Some records >>
-=-=-=-=-

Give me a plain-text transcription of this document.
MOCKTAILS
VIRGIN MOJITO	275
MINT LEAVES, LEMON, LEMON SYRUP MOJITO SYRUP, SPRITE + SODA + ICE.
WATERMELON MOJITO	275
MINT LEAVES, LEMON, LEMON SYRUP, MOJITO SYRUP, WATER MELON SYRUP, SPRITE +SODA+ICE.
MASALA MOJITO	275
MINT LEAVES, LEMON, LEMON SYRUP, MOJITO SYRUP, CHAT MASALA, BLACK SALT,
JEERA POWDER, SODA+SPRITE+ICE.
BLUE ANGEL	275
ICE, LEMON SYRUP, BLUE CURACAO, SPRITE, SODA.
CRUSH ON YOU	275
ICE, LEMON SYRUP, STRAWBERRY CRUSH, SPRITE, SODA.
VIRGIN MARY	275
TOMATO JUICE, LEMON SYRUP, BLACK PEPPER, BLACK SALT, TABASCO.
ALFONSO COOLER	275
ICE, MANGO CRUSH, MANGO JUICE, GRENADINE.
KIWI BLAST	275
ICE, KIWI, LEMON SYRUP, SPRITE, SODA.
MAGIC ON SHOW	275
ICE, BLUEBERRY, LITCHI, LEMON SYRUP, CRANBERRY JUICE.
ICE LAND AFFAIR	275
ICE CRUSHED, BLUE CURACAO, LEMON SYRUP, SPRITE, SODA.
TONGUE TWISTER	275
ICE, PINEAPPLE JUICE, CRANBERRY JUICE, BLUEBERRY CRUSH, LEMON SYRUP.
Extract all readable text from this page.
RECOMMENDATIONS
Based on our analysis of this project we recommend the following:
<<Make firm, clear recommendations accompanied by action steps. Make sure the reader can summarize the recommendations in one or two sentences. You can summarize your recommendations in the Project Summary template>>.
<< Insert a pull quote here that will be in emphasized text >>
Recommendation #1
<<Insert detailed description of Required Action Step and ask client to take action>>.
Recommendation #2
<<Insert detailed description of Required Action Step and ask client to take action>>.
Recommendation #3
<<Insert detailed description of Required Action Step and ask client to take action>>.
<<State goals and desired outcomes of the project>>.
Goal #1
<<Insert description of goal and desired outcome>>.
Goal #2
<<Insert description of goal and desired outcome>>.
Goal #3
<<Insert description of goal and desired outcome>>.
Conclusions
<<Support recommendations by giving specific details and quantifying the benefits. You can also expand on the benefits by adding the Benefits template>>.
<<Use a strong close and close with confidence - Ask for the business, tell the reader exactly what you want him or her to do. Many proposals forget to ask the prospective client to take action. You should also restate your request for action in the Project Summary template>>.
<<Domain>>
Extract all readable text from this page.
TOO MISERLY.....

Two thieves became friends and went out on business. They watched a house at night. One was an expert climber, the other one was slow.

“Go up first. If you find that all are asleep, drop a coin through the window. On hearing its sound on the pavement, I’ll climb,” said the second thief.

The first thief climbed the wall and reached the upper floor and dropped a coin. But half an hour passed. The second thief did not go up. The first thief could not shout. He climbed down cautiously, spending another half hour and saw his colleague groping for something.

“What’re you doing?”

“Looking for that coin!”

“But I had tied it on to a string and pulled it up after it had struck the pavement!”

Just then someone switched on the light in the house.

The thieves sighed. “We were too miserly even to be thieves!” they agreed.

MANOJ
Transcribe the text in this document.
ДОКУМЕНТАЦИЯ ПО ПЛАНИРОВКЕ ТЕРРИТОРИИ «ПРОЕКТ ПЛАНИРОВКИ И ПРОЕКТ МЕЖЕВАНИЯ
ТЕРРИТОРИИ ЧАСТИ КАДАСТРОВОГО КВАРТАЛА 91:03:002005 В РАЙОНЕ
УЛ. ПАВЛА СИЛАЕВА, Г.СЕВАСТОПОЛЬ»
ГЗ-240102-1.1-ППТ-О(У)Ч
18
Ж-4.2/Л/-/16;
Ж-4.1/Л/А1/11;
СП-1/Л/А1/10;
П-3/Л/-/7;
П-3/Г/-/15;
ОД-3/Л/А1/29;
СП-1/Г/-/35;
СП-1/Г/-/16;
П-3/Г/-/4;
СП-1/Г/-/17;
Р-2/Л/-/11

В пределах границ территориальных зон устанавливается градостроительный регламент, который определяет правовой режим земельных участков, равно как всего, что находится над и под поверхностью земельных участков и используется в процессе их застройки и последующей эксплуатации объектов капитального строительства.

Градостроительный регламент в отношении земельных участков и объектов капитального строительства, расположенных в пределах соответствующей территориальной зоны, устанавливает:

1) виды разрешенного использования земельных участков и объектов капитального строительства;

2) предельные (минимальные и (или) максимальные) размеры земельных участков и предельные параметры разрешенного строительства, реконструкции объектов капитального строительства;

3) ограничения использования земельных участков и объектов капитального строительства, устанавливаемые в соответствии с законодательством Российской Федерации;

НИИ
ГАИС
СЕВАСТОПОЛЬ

-=-=-=-=-

Problem >> Pick out every line above that contains the word "участков" and copy it.

Correct output >>
В пределах границ территориальных зон устанавливается градостроительный регламент, который определяет правовой режим земельных участков, равно как всего, что находится над и под поверхностью земельных участков и используется в процессе их застройки и последующей эксплуатации объектов капитального строительства.
Градостроительный регламент в отношении земельных участков и объектов капитального строительства, расположенных в пределах соответствующей территориальной зоны, устанавливает:
1) виды разрешенного использования земельных участков и объектов капитального строительства;
2) предельные (минимальные и (или) максимальные) размеры земельных участков и предельные параметры разрешенного строительства, реконструкции объектов капитального строительства;
3) ограничения использования земельных участков и объектов капитального строительства, устанавливаемые в соответствии с законодательством Российской Федерации;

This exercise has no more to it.